>> Start

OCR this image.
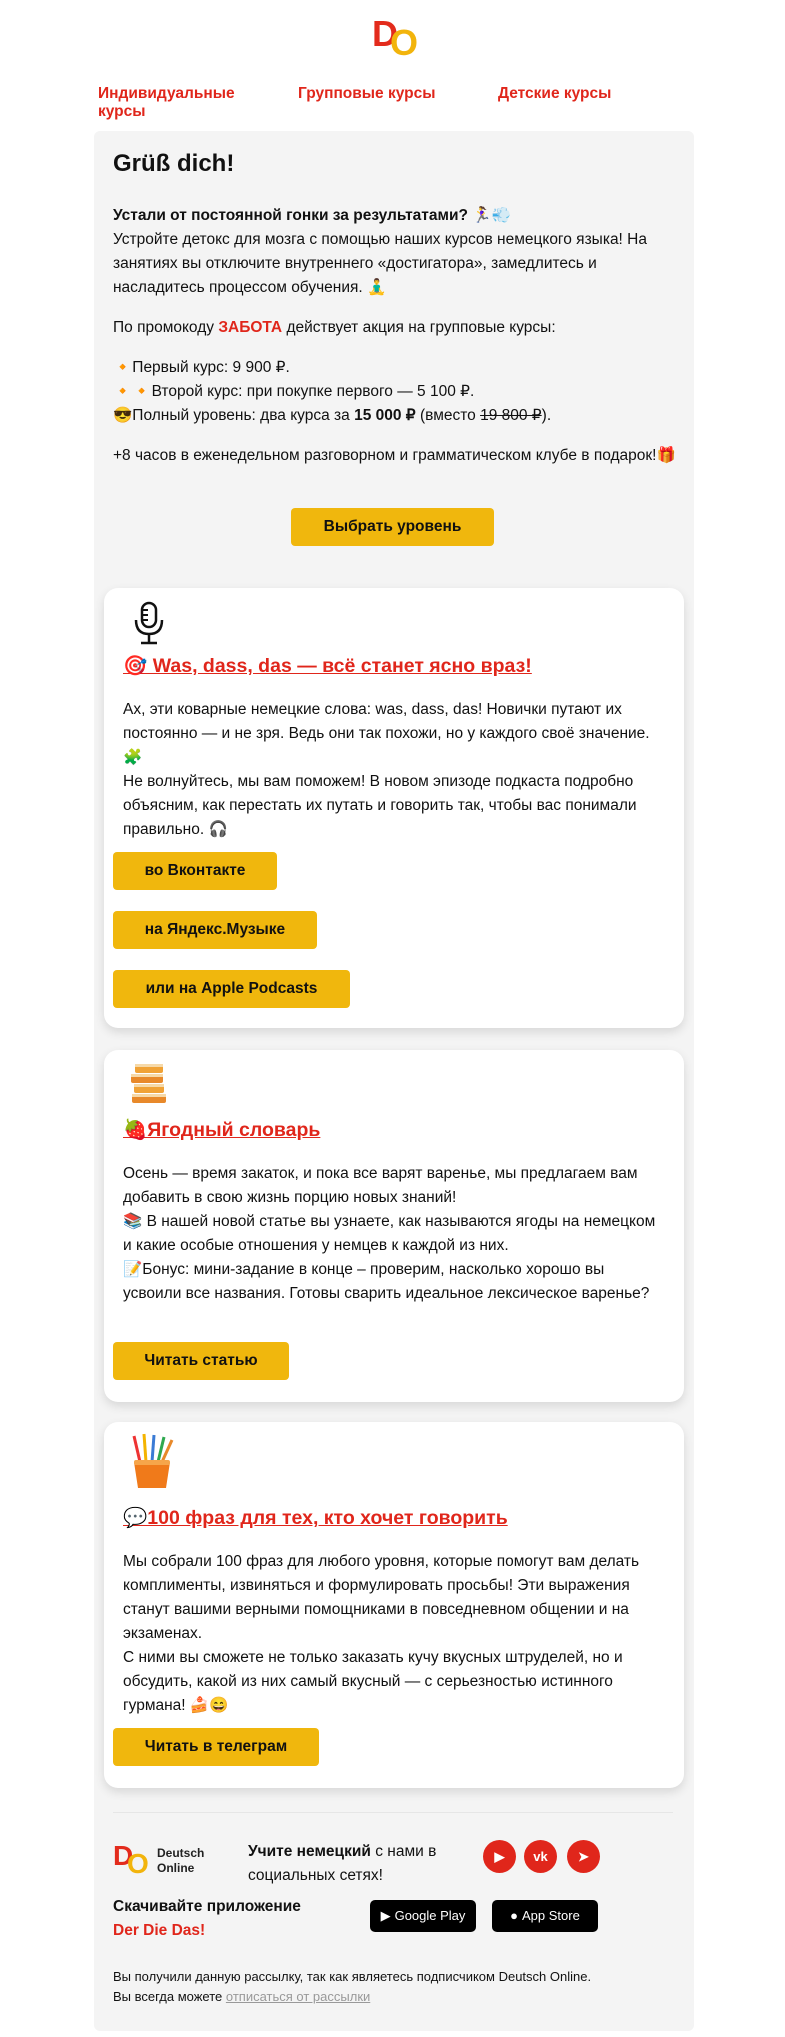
D
O
Индивидуальные курсы
Групповые курсы	Детские курсы
Grüß dich!

Устали от постоянной гонки за результатами? 🏃‍♀️💨
Устройте детокс для мозга с помощью наших курсов немецкого языка! На занятиях вы отключите внутреннего «достигатора», замедлитесь и насладитесь процессом обучения. 🧘‍♂️

По промокоду ЗАБОТА действует акция на групповые курсы:

🔸Первый курс: 9 900 ₽.
🔸🔸Второй курс: при покупке первого — 5 100 ₽.
😎Полный уровень: два курса за 15 000 ₽ (вместо 19 800 ₽).

+8 часов в еженедельном разговорном и грамматическом клубе в подарок!🎁

Выбрать уровень
🎯 Was, dass, das — всё станет ясно враз!
Ах, эти коварные немецкие слова: was, dass, das! Новички путают их постоянно — и не зря. Ведь они так похожи, но у каждого своё значение.🧩
Не волнуйтесь, мы вам поможем! В новом эпизоде подкаста подробно объясним, как перестать их путать и говорить так, чтобы вас понимали правильно. 🎧
во Вконтакте
на Яндекс.Музыке
или на Apple Podcasts
🍓Ягодный словарь
Осень — время закаток, и пока все варят варенье, мы предлагаем вам добавить в свою жизнь порцию новых знаний!
📚 В нашей новой статье вы узнаете, как называются ягоды на немецком и какие особые отношения у немцев к каждой из них.
📝Бонус: мини-задание в конце – проверим, насколько хорошо вы усвоили все названия. Готовы сварить идеальное лексическое варенье?
Читать статью
💬100 фраз для тех, кто хочет говорить
Мы собрали 100 фраз для любого уровня, которые помогут вам делать комплименты, извиняться и формулировать просьбы! Эти выражения станут вашими верными помощниками в повседневном общении и на экзаменах.
С ними вы сможете не только заказать кучу вкусных штруделей, но и обсудить, какой из них самый вкусный — с серьезностью истинного гурмана! 🍰😄
Читать в телеграм
D
O Deutsch Online
Учите немецкий с нами в социальных сетях!
▶	vk	➤
Скачивайте приложение
Der Die Das!
▶ Google Play	● App Store
Вы получили данную рассылку, так как являетесь подписчиком Deutsch Online.
Вы всегда можете отписаться от рассылки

>> End

What you are asked to do
Select every line above that contains the word "dass", and copy it.

Written response
🎯 Was, dass, das — всё станет ясно враз!
Ах, эти коварные немецкие слова: was, dass, das! Новички путают их постоянно — и не зря. Ведь они так похожи, но у каждого своё значение.🧩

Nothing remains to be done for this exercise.